TASK DETAILS: Take the records from the line containing "scan-speck — [1150, 980, 1153, 983]" through the line containing "paragraph-emergency-notification: комплексная система", and write out only those lines, changing "scan-edge-line" to "scan-border-line" and leaving everything else the same.

GIVEN RECORDS:
§

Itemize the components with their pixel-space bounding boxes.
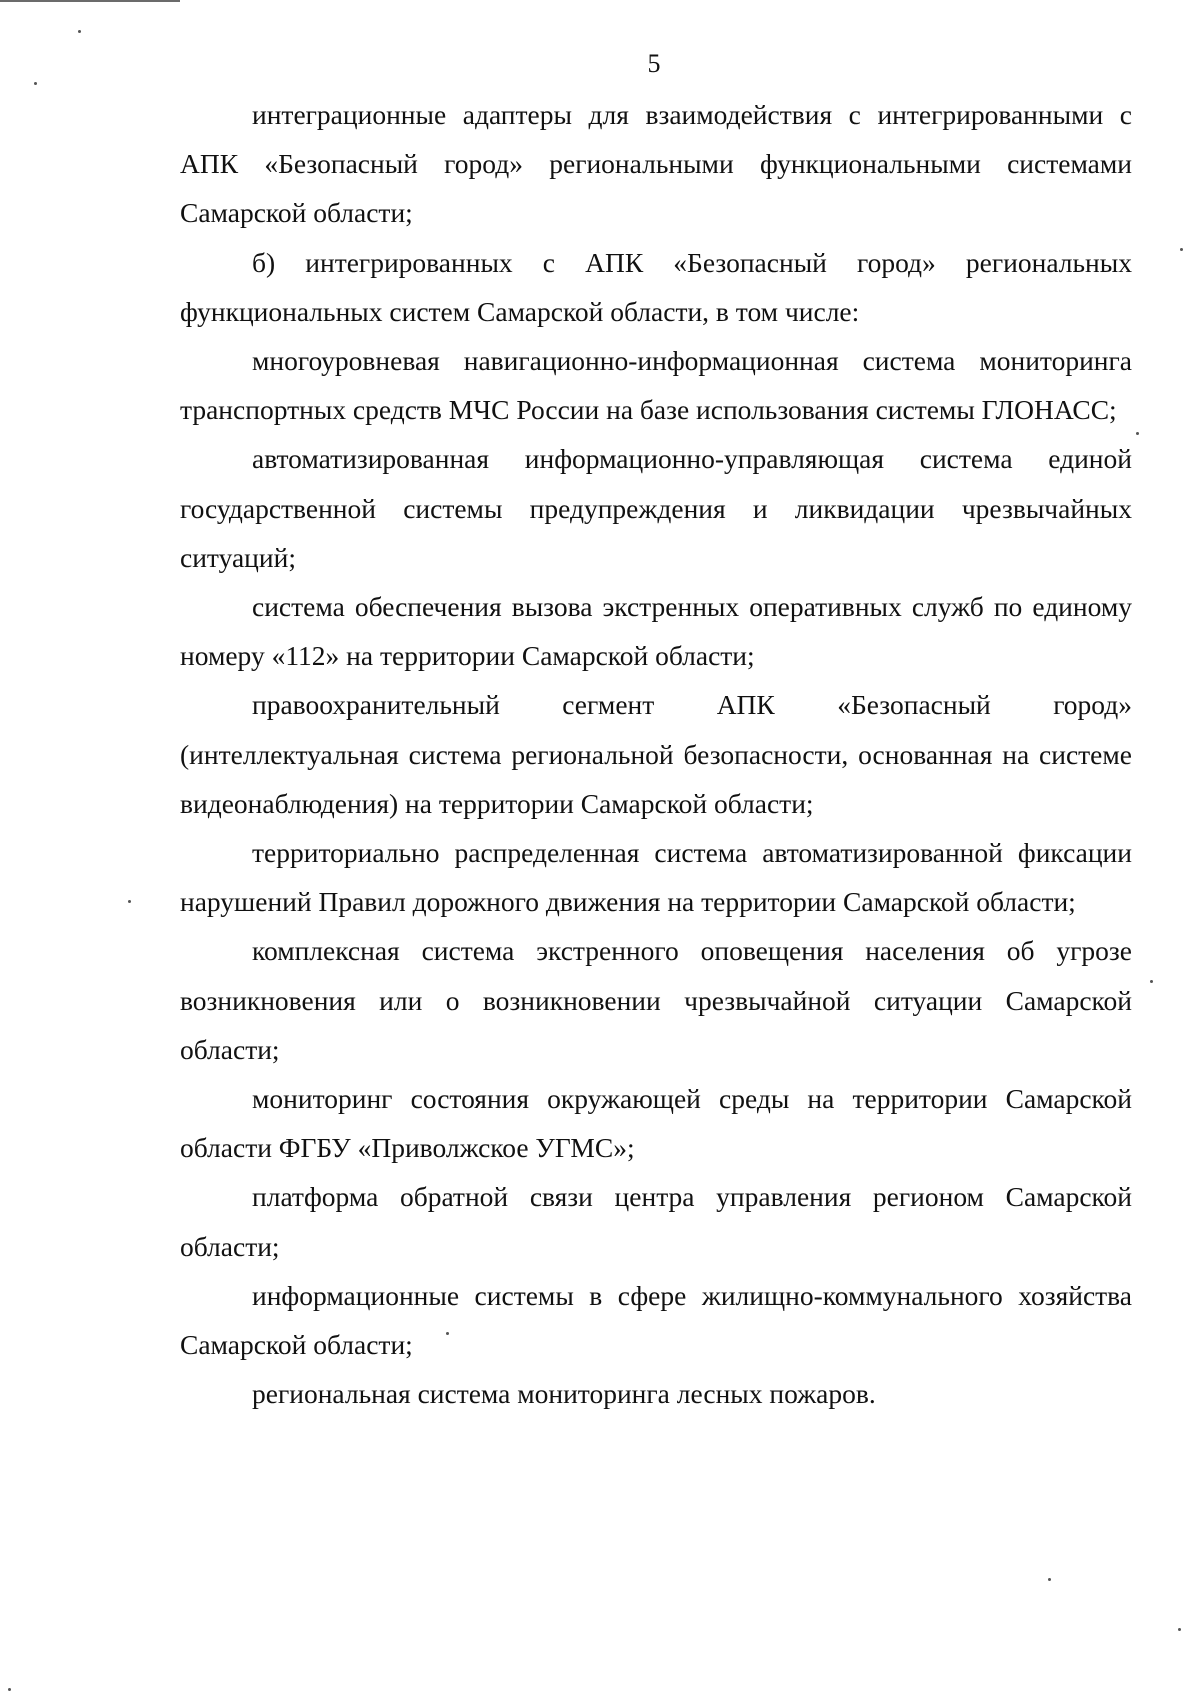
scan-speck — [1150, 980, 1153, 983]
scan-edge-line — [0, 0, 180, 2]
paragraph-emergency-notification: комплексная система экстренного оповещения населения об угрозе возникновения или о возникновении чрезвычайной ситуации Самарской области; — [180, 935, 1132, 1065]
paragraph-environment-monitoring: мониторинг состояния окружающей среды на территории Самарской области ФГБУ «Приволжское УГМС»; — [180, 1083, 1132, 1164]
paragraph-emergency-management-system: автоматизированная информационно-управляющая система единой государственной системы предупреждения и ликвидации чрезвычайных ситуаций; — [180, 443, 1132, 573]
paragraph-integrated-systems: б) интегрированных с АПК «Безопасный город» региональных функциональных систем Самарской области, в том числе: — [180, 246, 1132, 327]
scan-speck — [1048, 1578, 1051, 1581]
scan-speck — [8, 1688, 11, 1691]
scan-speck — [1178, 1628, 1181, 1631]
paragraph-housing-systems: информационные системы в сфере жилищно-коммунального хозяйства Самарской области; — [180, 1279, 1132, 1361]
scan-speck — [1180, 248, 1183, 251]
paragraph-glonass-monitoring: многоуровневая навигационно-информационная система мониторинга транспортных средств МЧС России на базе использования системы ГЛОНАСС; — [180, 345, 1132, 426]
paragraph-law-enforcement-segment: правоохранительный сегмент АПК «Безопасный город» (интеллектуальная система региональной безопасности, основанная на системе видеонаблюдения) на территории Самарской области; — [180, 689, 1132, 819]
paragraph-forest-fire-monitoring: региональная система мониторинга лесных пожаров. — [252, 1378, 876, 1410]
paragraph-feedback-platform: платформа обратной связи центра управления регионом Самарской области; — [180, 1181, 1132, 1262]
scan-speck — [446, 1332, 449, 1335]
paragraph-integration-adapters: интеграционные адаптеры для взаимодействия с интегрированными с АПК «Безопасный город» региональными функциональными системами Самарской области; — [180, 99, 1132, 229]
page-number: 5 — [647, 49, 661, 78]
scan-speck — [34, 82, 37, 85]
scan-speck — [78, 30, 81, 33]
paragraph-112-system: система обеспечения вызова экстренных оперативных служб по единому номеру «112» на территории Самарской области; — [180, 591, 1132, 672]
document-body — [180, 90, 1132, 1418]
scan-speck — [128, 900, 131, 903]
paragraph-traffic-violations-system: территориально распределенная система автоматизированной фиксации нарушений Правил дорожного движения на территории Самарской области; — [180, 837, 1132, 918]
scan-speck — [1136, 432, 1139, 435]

§

THE REPLY:
scan-speck — [1150, 980, 1153, 983]
scan-border-line — [0, 0, 180, 2]
paragraph-emergency-notification: комплексная система экстренного оповещения населения об угрозе возникновения или о возникновении чрезвычайной ситуации Самарской области; — [180, 935, 1132, 1065]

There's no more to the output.